▸ REQUIREMENT
Each line that contains the string "boys" counts once; report how many such lines appear in the data, as a number only.
————————
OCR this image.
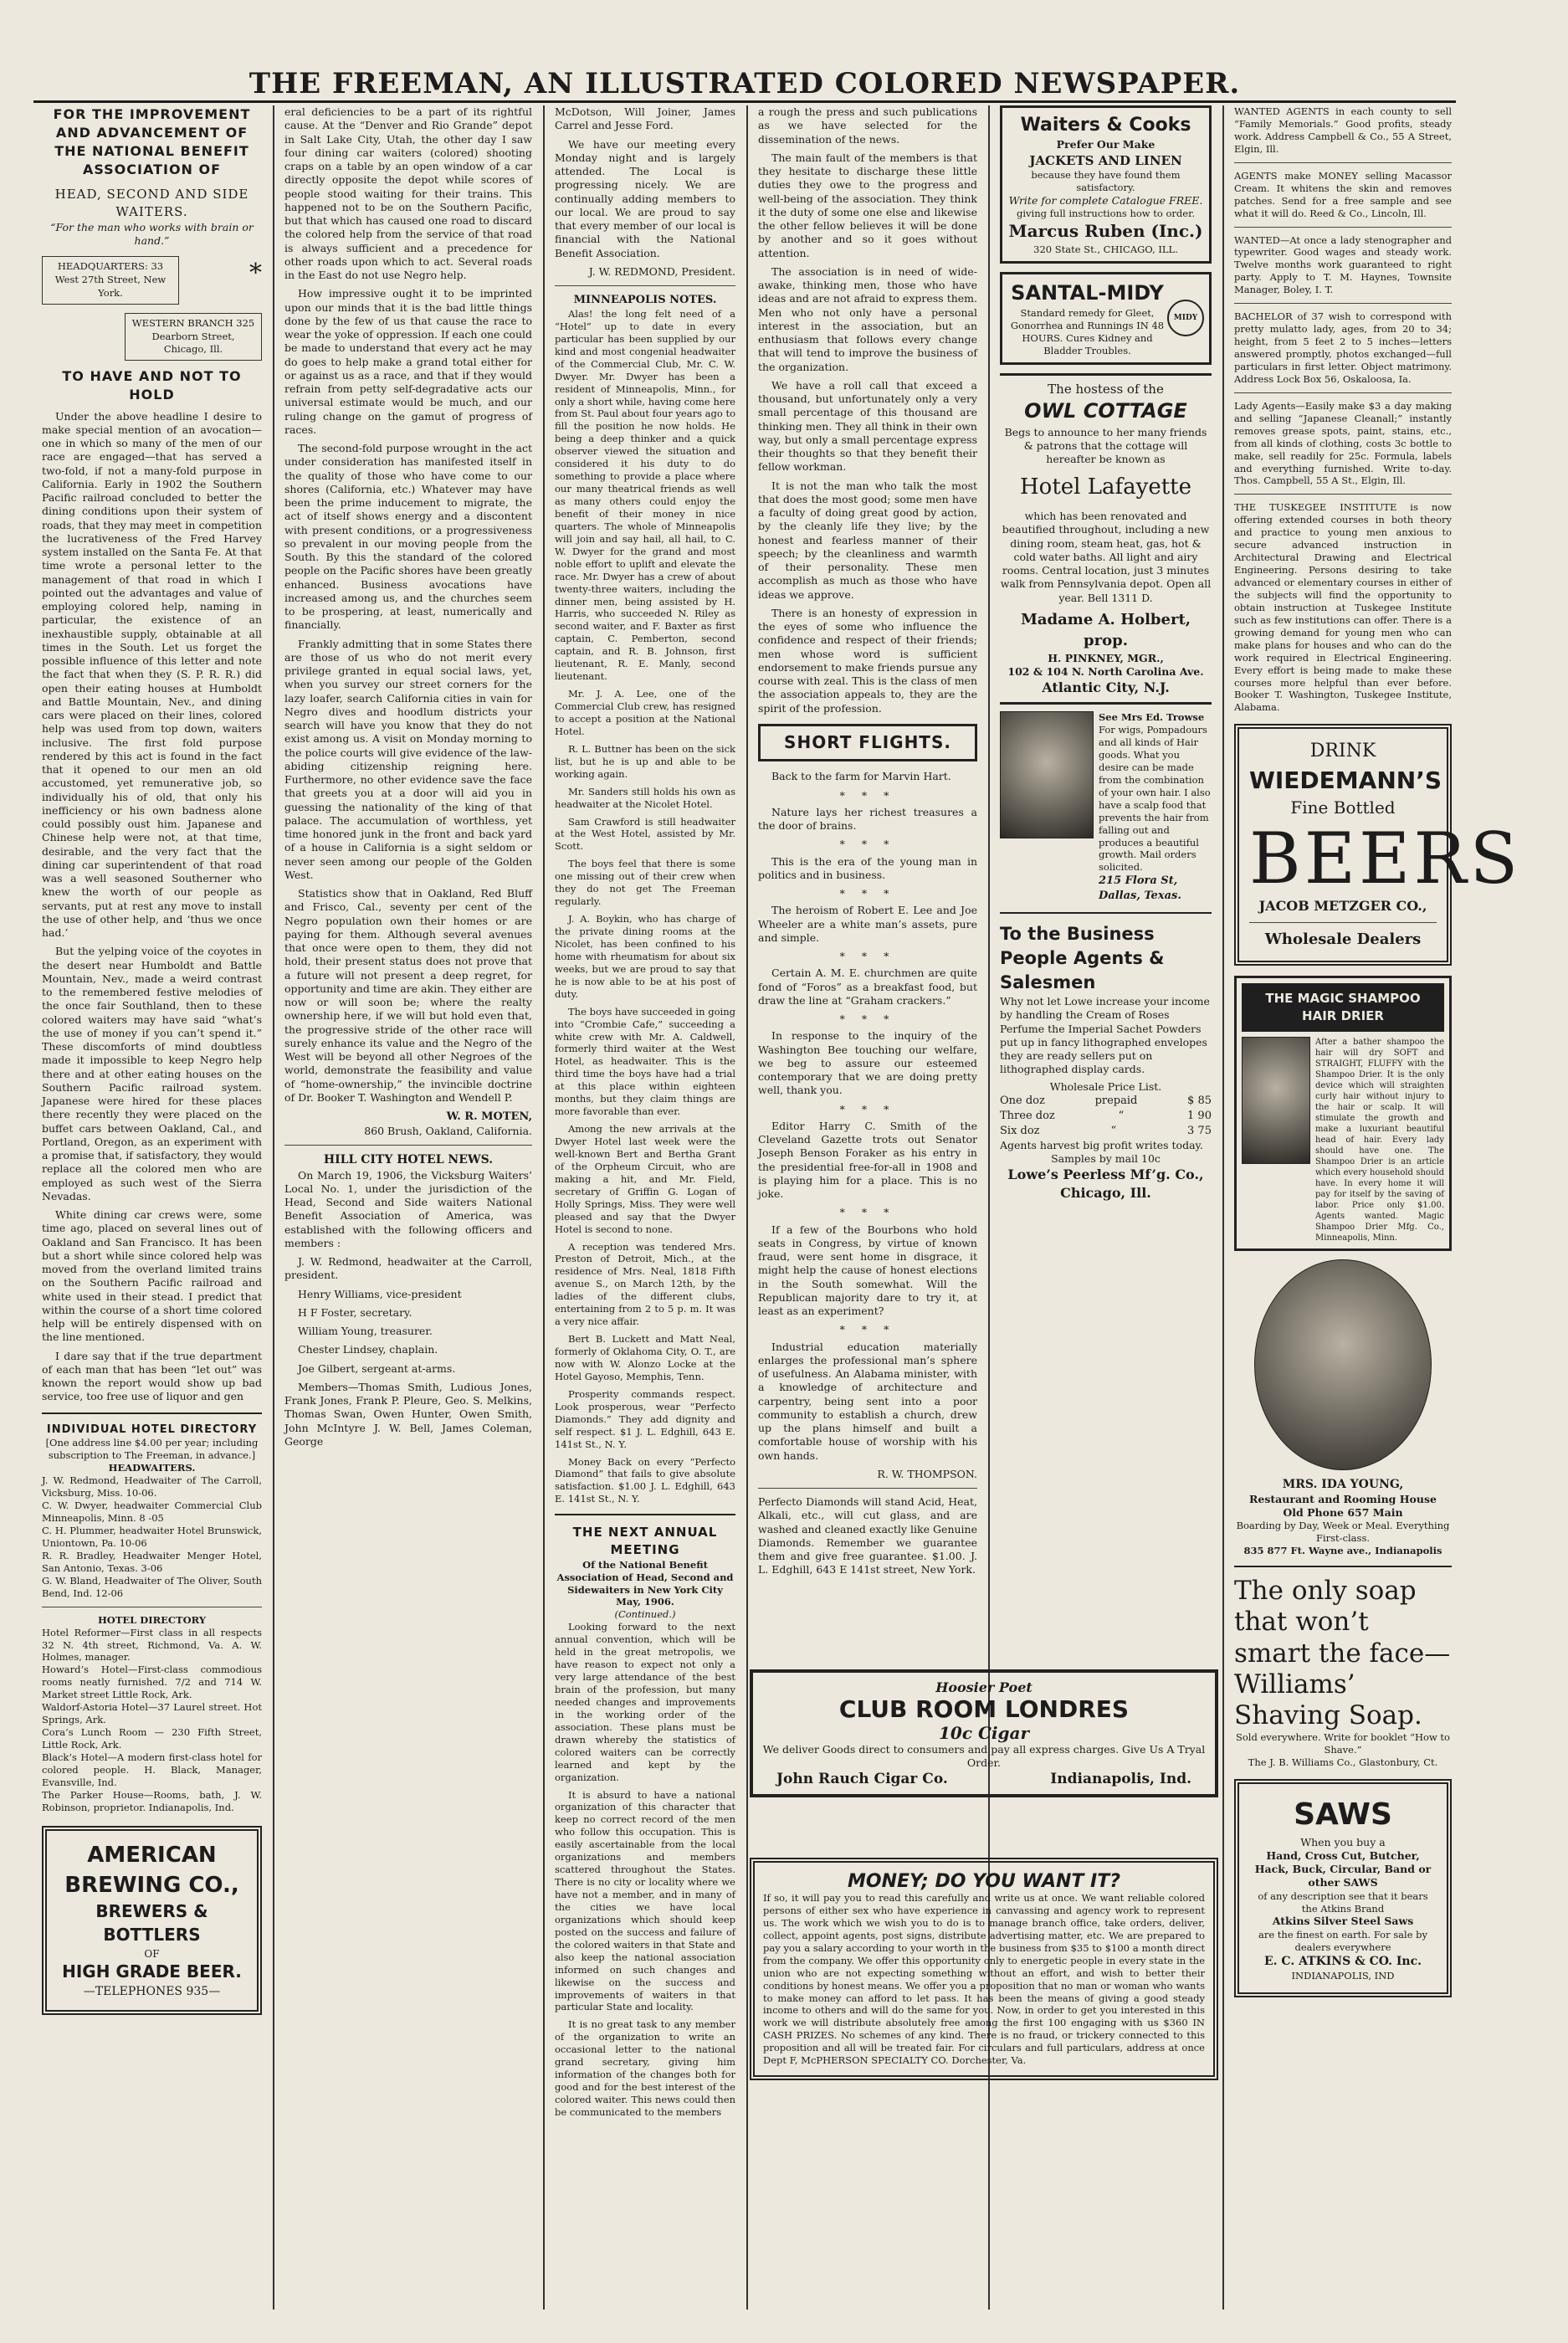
THE FREEMAN, AN ILLUSTRATED COLORED NEWSPAPER.
FOR THE IMPROVEMENT AND ADVANCEMENT OF
THE NATIONAL BENEFIT ASSOCIATION OF
HEAD, SECOND AND SIDE WAITERS.
“For the man who works with brain or hand.”
HEADQUARTERS: 33 West 27th Street, New York.
*
WESTERN BRANCH 325 Dearborn Street, Chicago, Ill.
TO HAVE AND NOT TO HOLD

Under the above headline I desire to make special mention of an avocation—one in which so many of the men of our race are engaged—that has served a two-fold, if not a many-fold purpose in California. Early in 1902 the Southern Pacific railroad concluded to better the dining conditions upon their system of roads, that they may meet in competition the lucrativeness of the Fred Harvey system installed on the Santa Fe. At that time wrote a personal letter to the management of that road in which I pointed out the advantages and value of employing colored help, naming in particular, the existence of an inexhaustible supply, obtainable at all times in the South. Let us forget the possible influence of this letter and note the fact that when they (S. P. R. R.) did open their eating houses at Humboldt and Battle Mountain, Nev., and dining cars were placed on their lines, colored help was used from top down, waiters inclusive. The first fold purpose rendered by this act is found in the fact that it opened to our men an old accustomed, yet remunerative job, so individually his of old, that only his inefficiency or his own badness alone could possibly oust him. Japanese and Chinese help were not, at that time, desirable, and the very fact that the dining car superintendent of that road was a well seasoned Southerner who knew the worth of our people as servants, put at rest any move to install the use of other help, and ‘thus we once had.’

But the yelping voice of the coyotes in the desert near Humboldt and Battle Mountain, Nev., made a weird contrast to the remembered festive melodies of the once fair Southland, then to these colored waiters may have said “what’s the use of money if you can’t spend it.” These discomforts of mind doubtless made it impossible to keep Negro help there and at other eating houses on the Southern Pacific railroad system. Japanese were hired for these places there recently they were placed on the buffet cars between Oakland, Cal., and Portland, Oregon, as an experiment with a promise that, if satisfactory, they would replace all the colored men who are employed as such west of the Sierra Nevadas.

White dining car crews were, some time ago, placed on several lines out of Oakland and San Francisco. It has been but a short while since colored help was moved from the overland limited trains on the Southern Pacific railroad and white used in their stead. I predict that within the course of a short time colored help will be entirely dispensed with on the line mentioned.

I dare say that if the true department of each man that has been “let out” was known the report would show up bad service, too free use of liquor and gen

INDIVIDUAL HOTEL DIRECTORY
[One address line $4.00 per year; including subscription to The Freeman, in advance.]
HEADWAITERS.
J. W. Redmond, Headwaiter of The Carroll, Vicksburg, Miss. 10-06.
C. W. Dwyer, headwaiter Commercial Club Minneapolis, Minn. 8 -05
C. H. Plummer, headwaiter Hotel Brunswick, Uniontown, Pa. 10-06
R. R. Bradley, Headwaiter Menger Hotel, San Antonio, Texas. 3-06
G. W. Bland, Headwaiter of The Oliver, South Bend, Ind. 12-06
HOTEL DIRECTORY
Hotel Reformer—First class in all respects 32 N. 4th street, Richmond, Va. A. W. Holmes, manager.
Howard’s Hotel—First-class commodious rooms neatly furnished. 7/2 and 714 W. Market street Little Rock, Ark.
Waldorf-Astoria Hotel—37 Laurel street. Hot Springs, Ark.
Cora’s Lunch Room — 230 Fifth Street, Little Rock, Ark.
Black’s Hotel—A modern first-class hotel for colored people. H. Black, Manager, Evansville, Ind.
The Parker House—Rooms, bath, J. W. Robinson, proprietor. Indianapolis, Ind.
AMERICAN BREWING CO.,
BREWERS & BOTTLERS
OF
HIGH GRADE BEER.
—TELEPHONES 935—

eral deficiencies to be a part of its rightful cause. At the “Denver and Rio Grande” depot in Salt Lake City, Utah, the other day I saw four dining car waiters (colored) shooting craps on a table by an open window of a car directly opposite the depot while scores of people stood waiting for their trains. This happened not to be on the Southern Pacific, but that which has caused one road to discard the colored help from the service of that road is always sufficient and a precedence for other roads upon which to act. Several roads in the East do not use Negro help.

How impressive ought it to be imprinted upon our minds that it is the bad little things done by the few of us that cause the race to wear the yoke of oppression. If each one could be made to understand that every act he may do goes to help make a grand total either for or against us as a race, and that if they would refrain from petty self-degradative acts our universal estimate would be much, and our ruling change on the gamut of progress of races.

The second-fold purpose wrought in the act under consideration has manifested itself in the quality of those who have come to our shores (California, etc.) Whatever may have been the prime inducement to migrate, the act of itself shows energy and a discontent with present conditions, or a progressiveness so prevalent in our moving people from the South. By this the standard of the colored people on the Pacific shores have been greatly enhanced. Business avocations have increased among us, and the churches seem to be prospering, at least, numerically and financially.

Frankly admitting that in some States there are those of us who do not merit every privilege granted in equal social laws, yet, when you survey our street corners for the lazy loafer, search California cities in vain for Negro dives and hoodlum districts your search will have you know that they do not exist among us. A visit on Monday morning to the police courts will give evidence of the law-abiding citizenship reigning here. Furthermore, no other evidence save the face that greets you at a door will aid you in guessing the nationality of the king of that palace. The accumulation of worthless, yet time honored junk in the front and back yard of a house in California is a sight seldom or never seen among our people of the Golden West.

Statistics show that in Oakland, Red Bluff and Frisco, Cal., seventy per cent of the Negro population own their homes or are paying for them. Although several avenues that once were open to them, they did not hold, their present status does not prove that a future will not present a deep regret, for opportunity and time are akin. They either are now or will soon be; where the realty ownership here, if we will but hold even that, the progressive stride of the other race will surely enhance its value and the Negro of the West will be beyond all other Negroes of the world, demonstrate the feasibility and value of “home-ownership,” the invincible doctrine of Dr. Booker T. Washington and Wendell P.

W. R. MOTEN,
860 Brush, Oakland, California.
HILL CITY HOTEL NEWS.

On March 19, 1906, the Vicksburg Waiters’ Local No. 1, under the jurisdiction of the Head, Second and Side waiters National Benefit Association of America, was established with the following officers and members :

J. W. Redmond, headwaiter at the Carroll, president.

Henry Williams, vice-president

H F Foster, secretary.

William Young, treasurer.

Chester Lindsey, chaplain.

Joe Gilbert, sergeant at-arms.

Members—Thomas Smith, Ludious Jones, Frank Jones, Frank P. Pleure, Geo. S. Melkins, Thomas Swan, Owen Hunter, Owen Smith, John McIntyre J. W. Bell, James Coleman, George

McDotson, Will Joiner, James Carrel and Jesse Ford.

We have our meeting every Monday night and is largely attended. The Local is progressing nicely. We are continually adding members to our local. We are proud to say that every member of our local is financial with the National Benefit Association.

J. W. REDMOND, President.
MINNEAPOLIS NOTES.

Alas! the long felt need of a “Hotel” up to date in every particular has been supplied by our kind and most congenial headwaiter of the Commercial Club, Mr. C. W. Dwyer. Mr. Dwyer has been a resident of Minneapolis, Minn., for only a short while, having come here from St. Paul about four years ago to fill the position he now holds. He being a deep thinker and a quick observer viewed the situation and considered it his duty to do something to provide a place where our many theatrical friends as well as many others could enjoy the benefit of their money in nice quarters. The whole of Minneapolis will join and say hail, all hail, to C. W. Dwyer for the grand and most noble effort to uplift and elevate the race. Mr. Dwyer has a crew of about twenty-three waiters, including the dinner men, being assisted by H. Harris, who succeeded N. Riley as second waiter, and F. Baxter as first captain, C. Pemberton, second captain, and R. B. Johnson, first lieutenant, R. E. Manly, second lieutenant.

Mr. J. A. Lee, one of the Commercial Club crew, has resigned to accept a position at the National Hotel.

R. L. Buttner has been on the sick list, but he is up and able to be working again.

Mr. Sanders still holds his own as headwaiter at the Nicolet Hotel.

Sam Crawford is still headwaiter at the West Hotel, assisted by Mr. Scott.

The boys feel that there is some one missing out of their crew when they do not get The Freeman regularly.

J. A. Boykin, who has charge of the private dining rooms at the Nicolet, has been confined to his home with rheumatism for about six weeks, but we are proud to say that he is now able to be at his post of duty.

The boys have succeeded in going into “Crombie Cafe,” succeeding a white crew with Mr. A. Caldwell, formerly third waiter at the West Hotel, as headwaiter. This is the third time the boys have had a trial at this place within eighteen months, but they claim things are more favorable than ever.

Among the new arrivals at the Dwyer Hotel last week were the well-known Bert and Bertha Grant of the Orpheum Circuit, who are making a hit, and Mr. Field, secretary of Griffin G. Logan of Holly Springs, Miss. They were well pleased and say that the Dwyer Hotel is second to none.

A reception was tendered Mrs. Preston of Detroit, Mich., at the residence of Mrs. Neal, 1818 Fifth avenue S., on March 12th, by the ladies of the different clubs, entertaining from 2 to 5 p. m. It was a very nice affair.

Bert B. Luckett and Matt Neal, formerly of Oklahoma City, O. T., are now with W. Alonzo Locke at the Hotel Gayoso, Memphis, Tenn.

Prosperity commands respect. Look prosperous, wear “Perfecto Diamonds.” They add dignity and self respect. $1 J. L. Edghill, 643 E. 141st St., N. Y.

Money Back on every “Perfecto Diamond” that fails to give absolute satisfaction. $1.00 J. L. Edghill, 643 E. 141st St., N. Y.

THE NEXT ANNUAL MEETING
Of the National Benefit Association of Head, Second and Sidewaiters in New York City May, 1906.
(Continued.)

Looking forward to the next annual convention, which will be held in the great metropolis, we have reason to expect not only a very large attendance of the best brain of the profession, but many needed changes and improvements in the working order of the association. These plans must be drawn whereby the statistics of colored waiters can be correctly learned and kept by the organization.

It is absurd to have a national organization of this character that keep no correct record of the men who follow this occupation. This is easily ascertainable from the local organizations and members scattered throughout the States. There is no city or locality where we have not a member, and in many of the cities we have local organizations which should keep posted on the success and failure of the colored waiters in that State and also keep the national association informed on such changes and likewise on the success and improvements of waiters in that particular State and locality.

It is no great task to any member of the organization to write an occasional letter to the national grand secretary, giving him information of the changes both for good and for the best interest of the colored waiter. This news could then be communicated to the members

a rough the press and such publications as we have selected for the dissemination of the news.

The main fault of the members is that they hesitate to discharge these little duties they owe to the progress and well-being of the association. They think it the duty of some one else and likewise the other fellow believes it will be done by another and so it goes without attention.

The association is in need of wide-awake, thinking men, those who have ideas and are not afraid to express them. Men who not only have a personal interest in the association, but an enthusiasm that follows every change that will tend to improve the business of the organization.

We have a roll call that exceed a thousand, but unfortunately only a very small percentage of this thousand are thinking men. They all think in their own way, but only a small percentage express their thoughts so that they benefit their fellow workman.

It is not the man who talk the most that does the most good; some men have a faculty of doing great good by action, by the cleanly life they live; by the honest and fearless manner of their speech; by the cleanliness and warmth of their personality. These men accomplish as much as those who have ideas we approve.

There is an honesty of expression in the eyes of some who influence the confidence and respect of their friends; men whose word is sufficient endorsement to make friends pursue any course with zeal. This is the class of men the association appeals to, they are the spirit of the profession.

SHORT FLIGHTS.

Back to the farm for Marvin Hart.

* * *

Nature lays her richest treasures a the door of brains.

* * *

This is the era of the young man in politics and in business.

* * *

The heroism of Robert E. Lee and Joe Wheeler are a white man’s assets, pure and simple.

* * *

Certain A. M. E. churchmen are quite fond of “Foros” as a breakfast food, but draw the line at “Graham crackers.”

* * *

In response to the inquiry of the Washington Bee touching our welfare, we beg to assure our esteemed contemporary that we are doing pretty well, thank you.

* * *

Editor Harry C. Smith of the Cleveland Gazette trots out Senator Joseph Benson Foraker as his entry in the presidential free-for-all in 1908 and is playing him for a place. This is no joke.

* * *

If a few of the Bourbons who hold seats in Congress, by virtue of known fraud, were sent home in disgrace, it might help the cause of honest elections in the South somewhat. Will the Republican majority dare to try it, at least as an experiment?

* * *

Industrial education materially enlarges the professional man’s sphere of usefulness. An Alabama minister, with a knowledge of architecture and carpentry, being sent into a poor community to establish a church, drew up the plans himself and built a comfortable house of worship with his own hands.

R. W. THOMPSON.
Perfecto Diamonds will stand Acid, Heat, Alkali, etc., will cut glass, and are washed and cleaned exactly like Genuine Diamonds. Remember we guarantee them and give free guarantee. $1.00. J. L. Edghill, 643 E 141st street, New York.
Waiters & Cooks
Prefer Our Make
JACKETS AND LINEN
because they have found them satisfactory.
Write for complete Catalogue FREE.
giving full instructions how to order.
Marcus Ruben (Inc.)
320 State St., CHICAGO, ILL.
SANTAL-MIDY
Standard remedy for Gleet, Gonorrhea and Runnings IN 48 HOURS. Cures Kidney and Bladder Troubles.
MIDY
The hostess of the
OWL COTTAGE
Begs to announce to her many friends & patrons that the cottage will hereafter be known as
Hotel Lafayette
which has been renovated and beautified throughout, including a new dining room, steam heat, gas, hot & cold water baths. All light and airy rooms. Central location, just 3 minutes walk from Pennsylvania depot. Open all year. Bell 1311 D.
Madame A. Holbert, prop.
H. PINKNEY, MGR.,
102 & 104 N. North Carolina Ave.
Atlantic City, N.J.
See Mrs Ed. Trowse
For wigs, Pompadours and all kinds of Hair goods. What you desire can be made from the combination of your own hair. I also have a scalp food that prevents the hair from falling out and produces a beautiful growth. Mail orders solicited.
215 Flora St, Dallas, Texas.
To the Business People Agents & Salesmen
Why not let Lowe increase your income by handling the Cream of Roses Perfume the Imperial Sachet Powders put up in fancy lithographed envelopes they are ready sellers put on lithographed display cards.
Wholesale Price List.
One doz	prepaid	$ 85
Three doz	“	1 90
Six doz	“	3 75
Agents harvest big profit writes today.
Samples by mail 10c
Lowe’s Peerless Mf’g. Co., Chicago, Ill.
Hoosier Poet
CLUB ROOM LONDRES
10c Cigar
We deliver Goods direct to consumers and pay all express charges. Give Us A Tryal Order.
John Rauch Cigar Co.	Indianapolis, Ind.
MONEY; DO YOU WANT IT?
If so, it will pay you to read this carefully and write us at once. We want reliable colored persons of either sex who have experience in canvassing and agency work to represent us. The work which we wish you to do is to manage branch office, take orders, deliver, collect, appoint agents, post signs, distribute advertising matter, etc. We are prepared to pay you a salary according to your worth in the business from $35 to $100 a month direct from the company. We offer this opportunity only to energetic people in every state in the union who are not expecting something without an effort, and wish to better their conditions by honest means. We offer you a proposition that no man or woman who wants to make money can afford to let pass. It has been the means of giving a good steady income to others and will do the same for you. Now, in order to get you interested in this work we will distribute absolutely free among the first 100 engaging with us $360 IN CASH PRIZES. No schemes of any kind. There is no fraud, or trickery connected to this proposition and all will be treated fair. For circulars and full particulars, address at once Dept F, McPHERSON SPECIALTY CO. Dorchester, Va.

WANTED AGENTS in each county to sell “Family Memorials.” Good profits, steady work. Address Campbell & Co., 55 A Street, Elgin, Ill.

AGENTS make MONEY selling Macassor Cream. It whitens the skin and removes patches. Send for a free sample and see what it will do. Reed & Co., Lincoln, Ill.

WANTED—At once a lady stenographer and typewriter. Good wages and steady work. Twelve months work guaranteed to right party. Apply to T. M. Haynes, Townsite Manager, Boley, I. T.

BACHELOR of 37 wish to correspond with pretty mulatto lady, ages, from 20 to 34; height, from 5 feet 2 to 5 inches—letters answered promptly, photos exchanged—full particulars in first letter. Object matrimony. Address Lock Box 56, Oskaloosa, Ia.

Lady Agents—Easily make $3 a day making and selling “Japanese Cleanall;” instantly removes grease spots, paint, stains, etc., from all kinds of clothing, costs 3c bottle to make, sell readily for 25c. Formula, labels and everything furnished. Write to-day. Thos. Campbell, 55 A St., Elgin, Ill.

THE TUSKEGEE INSTITUTE is now offering extended courses in both theory and practice to young men anxious to secure advanced instruction in Architectural Drawing and Electrical Engineering. Persons desiring to take advanced or elementary courses in either of the subjects will find the opportunity to obtain instruction at Tuskegee Institute such as few institutions can offer. There is a growing demand for young men who can make plans for houses and who can do the work required in Electrical Engineering. Every effort is being made to make these courses more helpful than ever before. Booker T. Washington, Tuskegee Institute, Alabama.

DRINK
WIEDEMANN’S
Fine Bottled
BEERS
JACOB METZGER CO.,
Wholesale Dealers
THE MAGIC SHAMPOO HAIR DRIER
After a bather shampoo the hair will dry SOFT and STRAIGHT, FLUFFY with the Shampoo Drier. It is the only device which will straighten curly hair without injury to the hair or scalp. It will stimulate the growth and make a luxuriant beautiful head of hair. Every lady should have one. The Shampoo Drier is an article which every household should have. In every home it will pay for itself by the saving of labor. Price only $1.00. Agents wanted. Magic Shampoo Drier Mfg. Co., Minneapolis, Minn.
MRS. IDA YOUNG,
Restaurant and Rooming House
Old Phone 657 Main
Boarding by Day, Week or Meal. Everything First-class.
835 877 Ft. Wayne ave., Indianapolis
The only soap that won’t smart the face—Williams’ Shaving Soap.
Sold everywhere. Write for booklet “How to Shave.”
The J. B. Williams Co., Glastonbury, Ct.
SAWS
When you buy a
Hand, Cross Cut, Butcher, Hack, Buck, Circular, Band or other SAWS
of any description see that it bears the Atkins Brand
Atkins Silver Steel Saws
are the finest on earth. For sale by dealers everywhere
E. C. ATKINS & CO. Inc.
INDIANAPOLIS, IND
————————
▸ CORRECT RESULT
2